What is being asked →
The records below must be output exactly, without pictures.

(Data entries for graphics)
========================

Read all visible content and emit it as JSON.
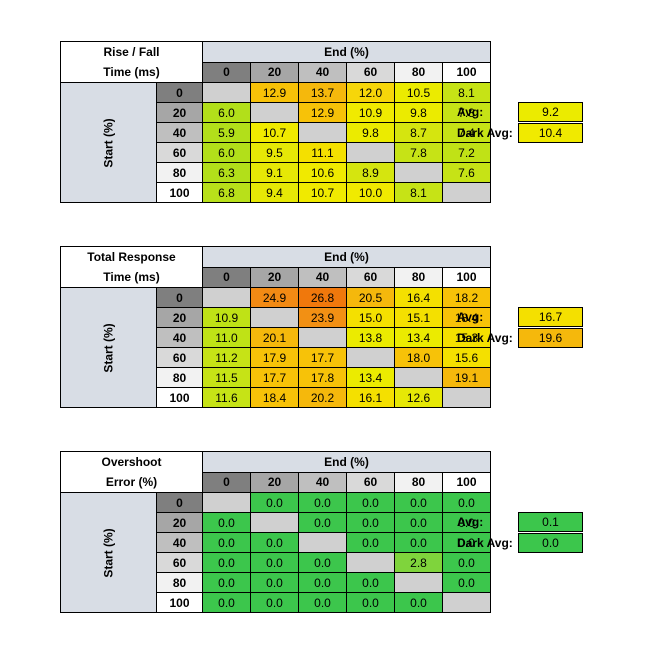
{
  "colors": {
    "header_fill": "#d8dde5",
    "diagonal": "#d0d0d0",
    "level_shades": [
      "#7f7f7f",
      "#a6a6a6",
      "#bfbfbf",
      "#d9d9d9",
      "#f2f2f2",
      "#ffffff"
    ]
  },
  "chart_data": [
    {
      "type": "table",
      "title_line1": "Rise / Fall",
      "title_line2": "Time (ms)",
      "col_axis_label": "End (%)",
      "row_axis_label": "Start (%)",
      "levels": [
        "0",
        "20",
        "40",
        "60",
        "80",
        "100"
      ],
      "values": [
        [
          null,
          12.9,
          13.7,
          12.0,
          10.5,
          8.1
        ],
        [
          6.0,
          null,
          12.9,
          10.9,
          9.8,
          7.8
        ],
        [
          5.9,
          10.7,
          null,
          9.8,
          8.7,
          7.4
        ],
        [
          6.0,
          9.5,
          11.1,
          null,
          7.8,
          7.2
        ],
        [
          6.3,
          9.1,
          10.6,
          8.9,
          null,
          7.6
        ],
        [
          6.8,
          9.4,
          10.7,
          10.0,
          8.1,
          null
        ]
      ],
      "cell_colors": [
        [
          "#d0d0d0",
          "#f7c208",
          "#f5b80c",
          "#f6d60a",
          "#ebeb00",
          "#c6e316"
        ],
        [
          "#b2df1a",
          "#d0d0d0",
          "#f7c208",
          "#f0ea00",
          "#ebeb00",
          "#c6e316"
        ],
        [
          "#b2df1a",
          "#f0ea00",
          "#d0d0d0",
          "#ebeb00",
          "#d5e50f",
          "#c6e316"
        ],
        [
          "#b2df1a",
          "#e6e806",
          "#f4e000",
          "#d0d0d0",
          "#c6e316",
          "#c0e216"
        ],
        [
          "#b2df1a",
          "#e6e806",
          "#f0ea00",
          "#d5e50f",
          "#d0d0d0",
          "#c6e316"
        ],
        [
          "#b8e01a",
          "#e6e806",
          "#f0ea00",
          "#f0ea00",
          "#c6e316",
          "#d0d0d0"
        ]
      ],
      "avg_label": "Avg:",
      "avg_value": "9.2",
      "avg_color": "#ebeb00",
      "dark_avg_label": "Dark Avg:",
      "dark_avg_value": "10.4",
      "dark_avg_color": "#f0ea00"
    },
    {
      "type": "table",
      "title_line1": "Total Response",
      "title_line2": "Time (ms)",
      "col_axis_label": "End (%)",
      "row_axis_label": "Start (%)",
      "levels": [
        "0",
        "20",
        "40",
        "60",
        "80",
        "100"
      ],
      "values": [
        [
          null,
          24.9,
          26.8,
          20.5,
          16.4,
          18.2
        ],
        [
          10.9,
          null,
          23.9,
          15.0,
          15.1,
          18.4
        ],
        [
          11.0,
          20.1,
          null,
          13.8,
          13.4,
          15.3
        ],
        [
          11.2,
          17.9,
          17.7,
          null,
          18.0,
          15.6
        ],
        [
          11.5,
          17.7,
          17.8,
          13.4,
          null,
          19.1
        ],
        [
          11.6,
          18.4,
          20.2,
          16.1,
          12.6,
          null
        ]
      ],
      "cell_colors": [
        [
          "#d0d0d0",
          "#f28a14",
          "#f0780c",
          "#f5b80c",
          "#f4e000",
          "#f7c208"
        ],
        [
          "#bfe216",
          "#d0d0d0",
          "#f29014",
          "#f4e000",
          "#f4e000",
          "#f7c208"
        ],
        [
          "#bfe216",
          "#f5b80c",
          "#d0d0d0",
          "#ebeb00",
          "#ebeb00",
          "#f4e000"
        ],
        [
          "#c6e316",
          "#f7c208",
          "#f7c208",
          "#d0d0d0",
          "#f7c208",
          "#f4e000"
        ],
        [
          "#c6e316",
          "#f7c208",
          "#f7c208",
          "#ebeb00",
          "#d0d0d0",
          "#f5b80c"
        ],
        [
          "#c6e316",
          "#f7c208",
          "#f5b80c",
          "#f4e000",
          "#e6e806",
          "#d0d0d0"
        ]
      ],
      "avg_label": "Avg:",
      "avg_value": "16.7",
      "avg_color": "#f4e000",
      "dark_avg_label": "Dark Avg:",
      "dark_avg_value": "19.6",
      "dark_avg_color": "#f5b80c"
    },
    {
      "type": "table",
      "title_line1": "Overshoot",
      "title_line2": "Error (%)",
      "col_axis_label": "End (%)",
      "row_axis_label": "Start (%)",
      "levels": [
        "0",
        "20",
        "40",
        "60",
        "80",
        "100"
      ],
      "values": [
        [
          null,
          0.0,
          0.0,
          0.0,
          0.0,
          0.0
        ],
        [
          0.0,
          null,
          0.0,
          0.0,
          0.0,
          0.0
        ],
        [
          0.0,
          0.0,
          null,
          0.0,
          0.0,
          0.0
        ],
        [
          0.0,
          0.0,
          0.0,
          null,
          2.8,
          0.0
        ],
        [
          0.0,
          0.0,
          0.0,
          0.0,
          null,
          0.0
        ],
        [
          0.0,
          0.0,
          0.0,
          0.0,
          0.0,
          null
        ]
      ],
      "cell_colors": [
        [
          "#d0d0d0",
          "#3cc64c",
          "#3cc64c",
          "#3cc64c",
          "#3cc64c",
          "#3cc64c"
        ],
        [
          "#3cc64c",
          "#d0d0d0",
          "#3cc64c",
          "#3cc64c",
          "#3cc64c",
          "#3cc64c"
        ],
        [
          "#3cc64c",
          "#3cc64c",
          "#d0d0d0",
          "#3cc64c",
          "#3cc64c",
          "#3cc64c"
        ],
        [
          "#3cc64c",
          "#3cc64c",
          "#3cc64c",
          "#d0d0d0",
          "#7fd43c",
          "#3cc64c"
        ],
        [
          "#3cc64c",
          "#3cc64c",
          "#3cc64c",
          "#3cc64c",
          "#d0d0d0",
          "#3cc64c"
        ],
        [
          "#3cc64c",
          "#3cc64c",
          "#3cc64c",
          "#3cc64c",
          "#3cc64c",
          "#d0d0d0"
        ]
      ],
      "avg_label": "Avg:",
      "avg_value": "0.1",
      "avg_color": "#3cc64c",
      "dark_avg_label": "Dark Avg:",
      "dark_avg_value": "0.0",
      "dark_avg_color": "#3cc64c"
    }
  ]
}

========================

Response to this exercise →
Read all visible content and emit it as JSON.
{
  "colors": {
    "header_fill": "#d8dde5",
    "diagonal": "#d0d0d0",
    "level_shades": [
      "#7f7f7f",
      "#a6a6a6",
      "#bfbfbf",
      "#d9d9d9",
      "#f2f2f2",
      "#ffffff"
    ]
  },
  "chart_data": [
    {
      "type": "table",
      "title_line1": "Rise / Fall",
      "title_line2": "Time (ms)",
      "col_axis_label": "End (%)",
      "row_axis_label": "Start (%)",
      "levels": [
        "0",
        "20",
        "40",
        "60",
        "80",
        "100"
      ],
      "values": [
        [
          null,
          12.9,
          13.7,
          12.0,
          10.5,
          8.1
        ],
        [
          6.0,
          null,
          12.9,
          10.9,
          9.8,
          7.8
        ],
        [
          5.9,
          10.7,
          null,
          9.8,
          8.7,
          7.4
        ],
        [
          6.0,
          9.5,
          11.1,
          null,
          7.8,
          7.2
        ],
        [
          6.3,
          9.1,
          10.6,
          8.9,
          null,
          7.6
        ],
        [
          6.8,
          9.4,
          10.7,
          10.0,
          8.1,
          null
        ]
      ],
      "cell_colors": [
        [
          "#d0d0d0",
          "#f7c208",
          "#f5b80c",
          "#f6d60a",
          "#ebeb00",
          "#c6e316"
        ],
        [
          "#b2df1a",
          "#d0d0d0",
          "#f7c208",
          "#f0ea00",
          "#ebeb00",
          "#c6e316"
        ],
        [
          "#b2df1a",
          "#f0ea00",
          "#d0d0d0",
          "#ebeb00",
          "#d5e50f",
          "#c6e316"
        ],
        [
          "#b2df1a",
          "#e6e806",
          "#f4e000",
          "#d0d0d0",
          "#c6e316",
          "#c0e216"
        ],
        [
          "#b2df1a",
          "#e6e806",
          "#f0ea00",
          "#d5e50f",
          "#d0d0d0",
          "#c6e316"
        ],
        [
          "#b8e01a",
          "#e6e806",
          "#f0ea00",
          "#f0ea00",
          "#c6e316",
          "#d0d0d0"
        ]
      ],
      "avg_label": "Avg:",
      "avg_value": "9.2",
      "avg_color": "#ebeb00",
      "dark_avg_label": "Dark Avg:",
      "dark_avg_value": "10.4",
      "dark_avg_color": "#f0ea00"
    },
    {
      "type": "table",
      "title_line1": "Total Response",
      "title_line2": "Time (ms)",
      "col_axis_label": "End (%)",
      "row_axis_label": "Start (%)",
      "levels": [
        "0",
        "20",
        "40",
        "60",
        "80",
        "100"
      ],
      "values": [
        [
          null,
          24.9,
          26.8,
          20.5,
          16.4,
          18.2
        ],
        [
          10.9,
          null,
          23.9,
          15.0,
          15.1,
          18.4
        ],
        [
          11.0,
          20.1,
          null,
          13.8,
          13.4,
          15.3
        ],
        [
          11.2,
          17.9,
          17.7,
          null,
          18.0,
          15.6
        ],
        [
          11.5,
          17.7,
          17.8,
          13.4,
          null,
          19.1
        ],
        [
          11.6,
          18.4,
          20.2,
          16.1,
          12.6,
          null
        ]
      ],
      "cell_colors": [
        [
          "#d0d0d0",
          "#f28a14",
          "#f0780c",
          "#f5b80c",
          "#f4e000",
          "#f7c208"
        ],
        [
          "#bfe216",
          "#d0d0d0",
          "#f29014",
          "#f4e000",
          "#f4e000",
          "#f7c208"
        ],
        [
          "#bfe216",
          "#f5b80c",
          "#d0d0d0",
          "#ebeb00",
          "#ebeb00",
          "#f4e000"
        ],
        [
          "#c6e316",
          "#f7c208",
          "#f7c208",
          "#d0d0d0",
          "#f7c208",
          "#f4e000"
        ],
        [
          "#c6e316",
          "#f7c208",
          "#f7c208",
          "#ebeb00",
          "#d0d0d0",
          "#f5b80c"
        ],
        [
          "#c6e316",
          "#f7c208",
          "#f5b80c",
          "#f4e000",
          "#e6e806",
          "#d0d0d0"
        ]
      ],
      "avg_label": "Avg:",
      "avg_value": "16.7",
      "avg_color": "#f4e000",
      "dark_avg_label": "Dark Avg:",
      "dark_avg_value": "19.6",
      "dark_avg_color": "#f5b80c"
    },
    {
      "type": "table",
      "title_line1": "Overshoot",
      "title_line2": "Error (%)",
      "col_axis_label": "End (%)",
      "row_axis_label": "Start (%)",
      "levels": [
        "0",
        "20",
        "40",
        "60",
        "80",
        "100"
      ],
      "values": [
        [
          null,
          0.0,
          0.0,
          0.0,
          0.0,
          0.0
        ],
        [
          0.0,
          null,
          0.0,
          0.0,
          0.0,
          0.0
        ],
        [
          0.0,
          0.0,
          null,
          0.0,
          0.0,
          0.0
        ],
        [
          0.0,
          0.0,
          0.0,
          null,
          2.8,
          0.0
        ],
        [
          0.0,
          0.0,
          0.0,
          0.0,
          null,
          0.0
        ],
        [
          0.0,
          0.0,
          0.0,
          0.0,
          0.0,
          null
        ]
      ],
      "cell_colors": [
        [
          "#d0d0d0",
          "#3cc64c",
          "#3cc64c",
          "#3cc64c",
          "#3cc64c",
          "#3cc64c"
        ],
        [
          "#3cc64c",
          "#d0d0d0",
          "#3cc64c",
          "#3cc64c",
          "#3cc64c",
          "#3cc64c"
        ],
        [
          "#3cc64c",
          "#3cc64c",
          "#d0d0d0",
          "#3cc64c",
          "#3cc64c",
          "#3cc64c"
        ],
        [
          "#3cc64c",
          "#3cc64c",
          "#3cc64c",
          "#d0d0d0",
          "#7fd43c",
          "#3cc64c"
        ],
        [
          "#3cc64c",
          "#3cc64c",
          "#3cc64c",
          "#3cc64c",
          "#d0d0d0",
          "#3cc64c"
        ],
        [
          "#3cc64c",
          "#3cc64c",
          "#3cc64c",
          "#3cc64c",
          "#3cc64c",
          "#d0d0d0"
        ]
      ],
      "avg_label": "Avg:",
      "avg_value": "0.1",
      "avg_color": "#3cc64c",
      "dark_avg_label": "Dark Avg:",
      "dark_avg_value": "0.0",
      "dark_avg_color": "#3cc64c"
    }
  ]
}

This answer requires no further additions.